* _Your objective_
Reproduce the records below in full and exactly, without their images.

* _Task inputs_
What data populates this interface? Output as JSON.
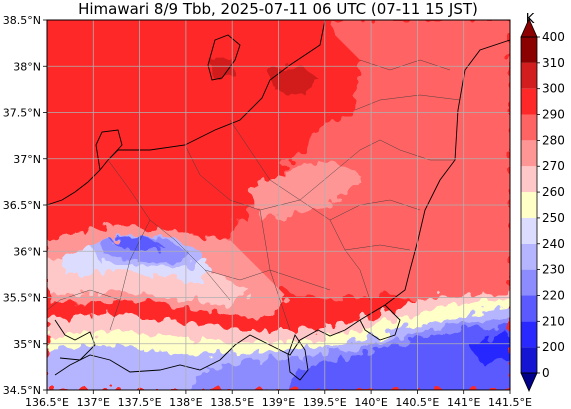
{
  "title": "Himawari 8/9 Tbb, 2025-07-11 06 UTC (07-11 15 JST)",
  "map": {
    "lon_range": [
      136.5,
      141.5
    ],
    "lat_range": [
      34.5,
      38.5
    ],
    "lon_ticks": [
      {
        "value": 136.5,
        "label": "136.5°E"
      },
      {
        "value": 137.0,
        "label": "137°E"
      },
      {
        "value": 137.5,
        "label": "137.5°E"
      },
      {
        "value": 138.0,
        "label": "138°E"
      },
      {
        "value": 138.5,
        "label": "138.5°E"
      },
      {
        "value": 139.0,
        "label": "139°E"
      },
      {
        "value": 139.5,
        "label": "139.5°E"
      },
      {
        "value": 140.0,
        "label": "140°E"
      },
      {
        "value": 140.5,
        "label": "140.5°E"
      },
      {
        "value": 141.0,
        "label": "141°E"
      },
      {
        "value": 141.5,
        "label": "141.5°E"
      }
    ],
    "lat_ticks": [
      {
        "value": 38.5,
        "label": "38.5°N"
      },
      {
        "value": 38.0,
        "label": "38°N"
      },
      {
        "value": 37.5,
        "label": "37.5°N"
      },
      {
        "value": 37.0,
        "label": "37°N"
      },
      {
        "value": 36.5,
        "label": "36.5°N"
      },
      {
        "value": 36.0,
        "label": "36°N"
      },
      {
        "value": 35.5,
        "label": "35.5°N"
      },
      {
        "value": 35.0,
        "label": "35°N"
      },
      {
        "value": 34.5,
        "label": "34.5°N"
      }
    ],
    "grid": true
  },
  "colorbar": {
    "unit": "K",
    "levels": [
      {
        "value": 0,
        "label": "0",
        "color": "#00008b"
      },
      {
        "value": 200,
        "label": "200",
        "color": "#1414d2"
      },
      {
        "value": 210,
        "label": "210",
        "color": "#2828ff"
      },
      {
        "value": 220,
        "label": "220",
        "color": "#5a5aff"
      },
      {
        "value": 230,
        "label": "230",
        "color": "#8c8cff"
      },
      {
        "value": 240,
        "label": "240",
        "color": "#b4b4ff"
      },
      {
        "value": 250,
        "label": "250",
        "color": "#dcdcff"
      },
      {
        "value": 260,
        "label": "260",
        "color": "#ffffc8"
      },
      {
        "value": 270,
        "label": "270",
        "color": "#ffc8c8"
      },
      {
        "value": 280,
        "label": "280",
        "color": "#ff9696"
      },
      {
        "value": 290,
        "label": "290",
        "color": "#ff6464"
      },
      {
        "value": 300,
        "label": "300",
        "color": "#ff2828"
      },
      {
        "value": 310,
        "label": "310",
        "color": "#d21e1e"
      },
      {
        "value": 400,
        "label": "400",
        "color": "#8b0000"
      }
    ],
    "under_color": "#00008b",
    "over_color": "#8b0000"
  }
}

* _Output for this task_
What data populates this interface? Output as JSON.
{
  "title": "Himawari 8/9 Tbb, 2025-07-11 06 UTC (07-11 15 JST)",
  "map": {
    "lon_range": [
      136.5,
      141.5
    ],
    "lat_range": [
      34.5,
      38.5
    ],
    "lon_ticks": [
      {
        "value": 136.5,
        "label": "136.5°E"
      },
      {
        "value": 137.0,
        "label": "137°E"
      },
      {
        "value": 137.5,
        "label": "137.5°E"
      },
      {
        "value": 138.0,
        "label": "138°E"
      },
      {
        "value": 138.5,
        "label": "138.5°E"
      },
      {
        "value": 139.0,
        "label": "139°E"
      },
      {
        "value": 139.5,
        "label": "139.5°E"
      },
      {
        "value": 140.0,
        "label": "140°E"
      },
      {
        "value": 140.5,
        "label": "140.5°E"
      },
      {
        "value": 141.0,
        "label": "141°E"
      },
      {
        "value": 141.5,
        "label": "141.5°E"
      }
    ],
    "lat_ticks": [
      {
        "value": 38.5,
        "label": "38.5°N"
      },
      {
        "value": 38.0,
        "label": "38°N"
      },
      {
        "value": 37.5,
        "label": "37.5°N"
      },
      {
        "value": 37.0,
        "label": "37°N"
      },
      {
        "value": 36.5,
        "label": "36.5°N"
      },
      {
        "value": 36.0,
        "label": "36°N"
      },
      {
        "value": 35.5,
        "label": "35.5°N"
      },
      {
        "value": 35.0,
        "label": "35°N"
      },
      {
        "value": 34.5,
        "label": "34.5°N"
      }
    ],
    "grid": true
  },
  "colorbar": {
    "unit": "K",
    "levels": [
      {
        "value": 0,
        "label": "0",
        "color": "#00008b"
      },
      {
        "value": 200,
        "label": "200",
        "color": "#1414d2"
      },
      {
        "value": 210,
        "label": "210",
        "color": "#2828ff"
      },
      {
        "value": 220,
        "label": "220",
        "color": "#5a5aff"
      },
      {
        "value": 230,
        "label": "230",
        "color": "#8c8cff"
      },
      {
        "value": 240,
        "label": "240",
        "color": "#b4b4ff"
      },
      {
        "value": 250,
        "label": "250",
        "color": "#dcdcff"
      },
      {
        "value": 260,
        "label": "260",
        "color": "#ffffc8"
      },
      {
        "value": 270,
        "label": "270",
        "color": "#ffc8c8"
      },
      {
        "value": 280,
        "label": "280",
        "color": "#ff9696"
      },
      {
        "value": 290,
        "label": "290",
        "color": "#ff6464"
      },
      {
        "value": 300,
        "label": "300",
        "color": "#ff2828"
      },
      {
        "value": 310,
        "label": "310",
        "color": "#d21e1e"
      },
      {
        "value": 400,
        "label": "400",
        "color": "#8b0000"
      }
    ],
    "under_color": "#00008b",
    "over_color": "#8b0000"
  }
}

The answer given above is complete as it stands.